— START OF Entries provided —

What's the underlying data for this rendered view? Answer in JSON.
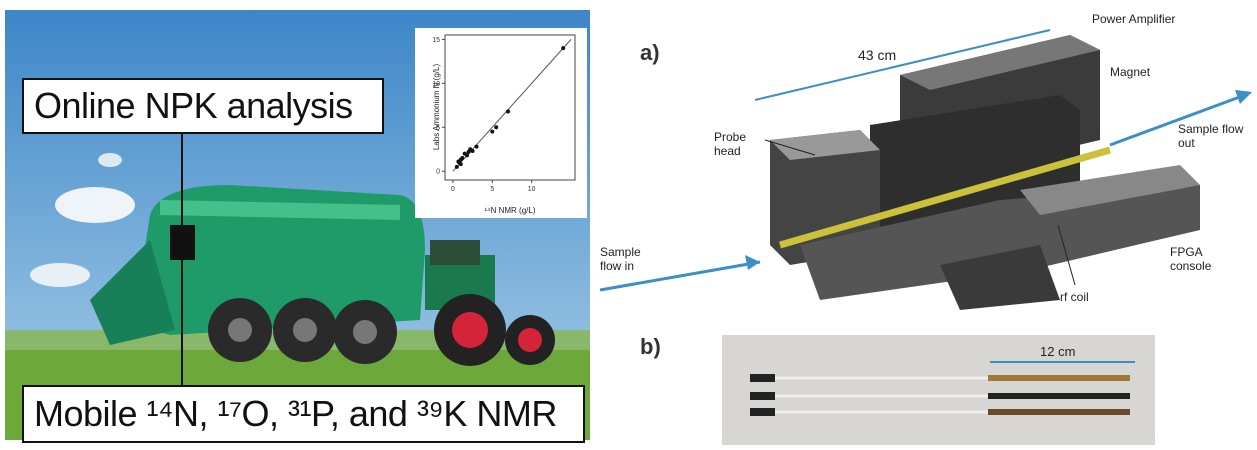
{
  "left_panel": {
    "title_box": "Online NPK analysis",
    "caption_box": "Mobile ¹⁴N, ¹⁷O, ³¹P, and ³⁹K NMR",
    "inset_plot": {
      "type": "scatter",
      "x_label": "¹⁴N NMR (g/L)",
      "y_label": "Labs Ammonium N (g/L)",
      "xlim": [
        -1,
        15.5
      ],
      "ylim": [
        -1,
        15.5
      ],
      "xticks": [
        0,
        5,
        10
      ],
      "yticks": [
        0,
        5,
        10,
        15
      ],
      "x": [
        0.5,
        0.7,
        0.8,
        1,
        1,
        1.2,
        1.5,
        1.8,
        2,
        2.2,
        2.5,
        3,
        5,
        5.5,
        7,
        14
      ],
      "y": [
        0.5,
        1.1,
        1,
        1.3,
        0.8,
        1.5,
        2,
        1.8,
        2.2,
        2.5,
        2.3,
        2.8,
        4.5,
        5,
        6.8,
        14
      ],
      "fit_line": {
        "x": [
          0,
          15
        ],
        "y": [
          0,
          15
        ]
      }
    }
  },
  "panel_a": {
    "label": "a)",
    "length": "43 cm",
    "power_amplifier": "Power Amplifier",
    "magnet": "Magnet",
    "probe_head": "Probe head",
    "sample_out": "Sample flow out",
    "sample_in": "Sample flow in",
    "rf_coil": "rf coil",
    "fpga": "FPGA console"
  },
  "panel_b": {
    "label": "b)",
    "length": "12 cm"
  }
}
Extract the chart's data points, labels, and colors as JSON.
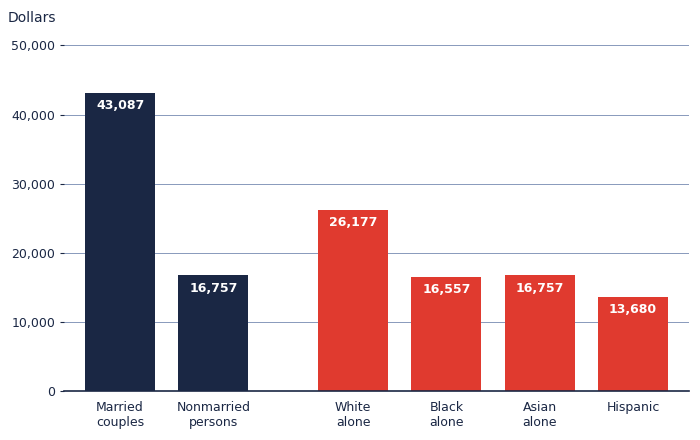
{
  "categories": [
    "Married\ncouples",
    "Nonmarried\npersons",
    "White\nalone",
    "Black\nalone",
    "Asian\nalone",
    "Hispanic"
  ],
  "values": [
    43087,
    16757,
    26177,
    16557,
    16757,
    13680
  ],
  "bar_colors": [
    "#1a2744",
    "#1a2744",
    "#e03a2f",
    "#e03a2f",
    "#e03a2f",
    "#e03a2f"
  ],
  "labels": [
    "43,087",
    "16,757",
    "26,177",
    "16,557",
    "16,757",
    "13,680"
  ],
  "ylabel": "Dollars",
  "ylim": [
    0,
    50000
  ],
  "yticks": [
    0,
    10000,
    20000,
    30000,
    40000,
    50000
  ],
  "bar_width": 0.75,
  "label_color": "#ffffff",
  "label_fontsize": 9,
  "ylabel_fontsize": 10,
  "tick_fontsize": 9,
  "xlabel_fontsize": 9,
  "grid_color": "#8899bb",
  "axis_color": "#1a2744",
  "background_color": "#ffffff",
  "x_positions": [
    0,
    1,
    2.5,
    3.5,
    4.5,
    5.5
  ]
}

— END OF Entries provided —

→ **Work required**: Skip the pictures and transcribe the rest of the records exactly.

→ **Exercise solution**:
What's the underlying data for this rendered view? Answer in JSON.
{
  "left_panel": {
    "title_box": "Online NPK analysis",
    "caption_box": "Mobile ¹⁴N, ¹⁷O, ³¹P, and ³⁹K NMR",
    "inset_plot": {
      "type": "scatter",
      "x_label": "¹⁴N NMR (g/L)",
      "y_label": "Labs Ammonium N (g/L)",
      "xlim": [
        -1,
        15.5
      ],
      "ylim": [
        -1,
        15.5
      ],
      "xticks": [
        0,
        5,
        10
      ],
      "yticks": [
        0,
        5,
        10,
        15
      ],
      "x": [
        0.5,
        0.7,
        0.8,
        1,
        1,
        1.2,
        1.5,
        1.8,
        2,
        2.2,
        2.5,
        3,
        5,
        5.5,
        7,
        14
      ],
      "y": [
        0.5,
        1.1,
        1,
        1.3,
        0.8,
        1.5,
        2,
        1.8,
        2.2,
        2.5,
        2.3,
        2.8,
        4.5,
        5,
        6.8,
        14
      ],
      "fit_line": {
        "x": [
          0,
          15
        ],
        "y": [
          0,
          15
        ]
      }
    }
  },
  "panel_a": {
    "label": "a)",
    "length": "43 cm",
    "power_amplifier": "Power Amplifier",
    "magnet": "Magnet",
    "probe_head": "Probe head",
    "sample_out": "Sample flow out",
    "sample_in": "Sample flow in",
    "rf_coil": "rf coil",
    "fpga": "FPGA console"
  },
  "panel_b": {
    "label": "b)",
    "length": "12 cm"
  }
}
Extract the chart's data points, labels, and colors as JSON.
{
  "categories": [
    "Married\ncouples",
    "Nonmarried\npersons",
    "White\nalone",
    "Black\nalone",
    "Asian\nalone",
    "Hispanic"
  ],
  "values": [
    43087,
    16757,
    26177,
    16557,
    16757,
    13680
  ],
  "bar_colors": [
    "#1a2744",
    "#1a2744",
    "#e03a2f",
    "#e03a2f",
    "#e03a2f",
    "#e03a2f"
  ],
  "labels": [
    "43,087",
    "16,757",
    "26,177",
    "16,557",
    "16,757",
    "13,680"
  ],
  "ylabel": "Dollars",
  "ylim": [
    0,
    50000
  ],
  "yticks": [
    0,
    10000,
    20000,
    30000,
    40000,
    50000
  ],
  "bar_width": 0.75,
  "label_color": "#ffffff",
  "label_fontsize": 9,
  "ylabel_fontsize": 10,
  "tick_fontsize": 9,
  "xlabel_fontsize": 9,
  "grid_color": "#8899bb",
  "axis_color": "#1a2744",
  "background_color": "#ffffff",
  "x_positions": [
    0,
    1,
    2.5,
    3.5,
    4.5,
    5.5
  ]
}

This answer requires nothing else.